Source data>
————————
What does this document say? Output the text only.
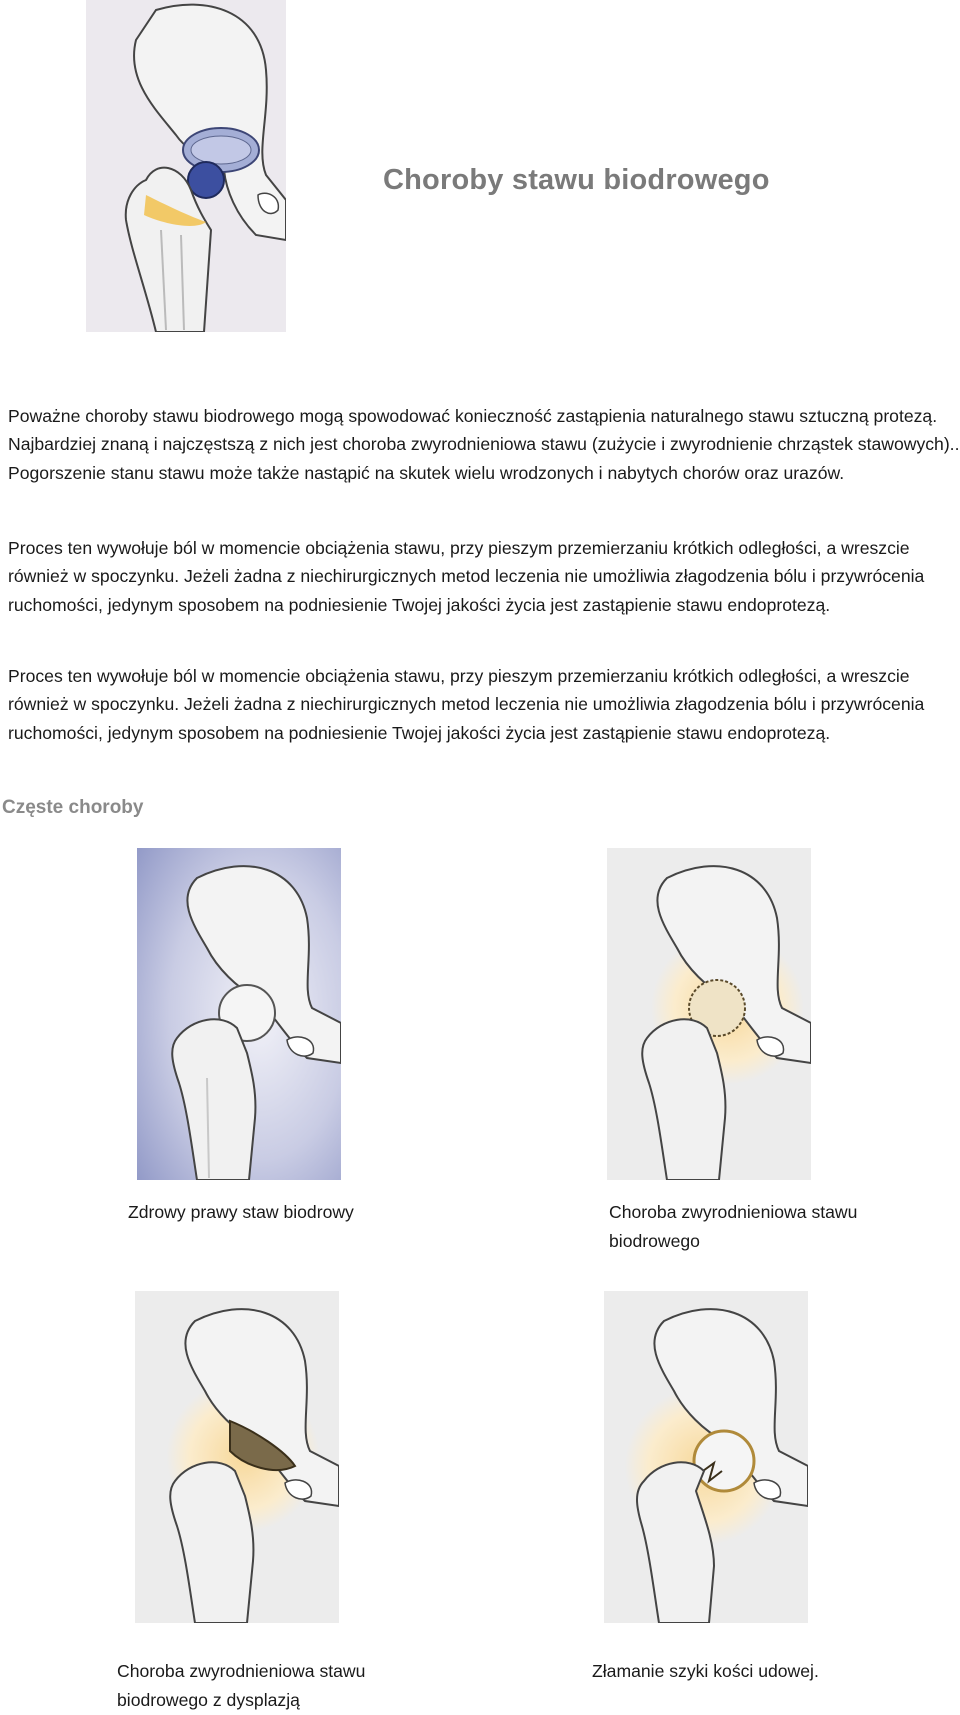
Choroby stawu biodrowego
Poważne choroby stawu biodrowego mogą spowodować konieczność zastąpienia naturalnego stawu sztuczną protezą. Najbardziej znaną i najczęstszą z nich jest choroba zwyrodnieniowa stawu (zużycie i zwyrodnienie chrząstek stawowych).. Pogorszenie stanu stawu może także nastąpić na skutek wielu wrodzonych i nabytych chorów oraz urazów.
Proces ten wywołuje ból w momencie obciążenia stawu, przy pieszym przemierzaniu krótkich odległości, a wreszcie również w spoczynku. Jeżeli żadna z niechirurgicznych metod leczenia nie umożliwia złagodzenia bólu i przywrócenia ruchomości, jedynym sposobem na podniesienie Twojej jakości życia jest zastąpienie stawu endoprotezą.
Proces ten wywołuje ból w momencie obciążenia stawu, przy pieszym przemierzaniu krótkich odległości, a wreszcie również w spoczynku. Jeżeli żadna z niechirurgicznych metod leczenia nie umożliwia złagodzenia bólu i przywrócenia ruchomości, jedynym sposobem na podniesienie Twojej jakości życia jest zastąpienie stawu endoprotezą.
Częste choroby
Zdrowy prawy staw biodrowy	Choroba zwyrodnieniowa stawu biodrowego
Choroba zwyrodnieniowa stawu biodrowego z dysplazją
Złamanie szyki kości udowej.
————————
Goal>
Repeat all of the entries word for word, but omit the pictures.

Task solution>
What does this document say? Output the text only.
Choroby stawu biodrowego
Poważne choroby stawu biodrowego mogą spowodować konieczność zastąpienia naturalnego stawu sztuczną protezą. Najbardziej znaną i najczęstszą z nich jest choroba zwyrodnieniowa stawu (zużycie i zwyrodnienie chrząstek stawowych).. Pogorszenie stanu stawu może także nastąpić na skutek wielu wrodzonych i nabytych chorów oraz urazów.
Proces ten wywołuje ból w momencie obciążenia stawu, przy pieszym przemierzaniu krótkich odległości, a wreszcie również w spoczynku. Jeżeli żadna z niechirurgicznych metod leczenia nie umożliwia złagodzenia bólu i przywrócenia ruchomości, jedynym sposobem na podniesienie Twojej jakości życia jest zastąpienie stawu endoprotezą.
Proces ten wywołuje ból w momencie obciążenia stawu, przy pieszym przemierzaniu krótkich odległości, a wreszcie również w spoczynku. Jeżeli żadna z niechirurgicznych metod leczenia nie umożliwia złagodzenia bólu i przywrócenia ruchomości, jedynym sposobem na podniesienie Twojej jakości życia jest zastąpienie stawu endoprotezą.
Częste choroby
Zdrowy prawy staw biodrowy	Choroba zwyrodnieniowa stawu biodrowego
Choroba zwyrodnieniowa stawu biodrowego z dysplazją
Złamanie szyki kości udowej.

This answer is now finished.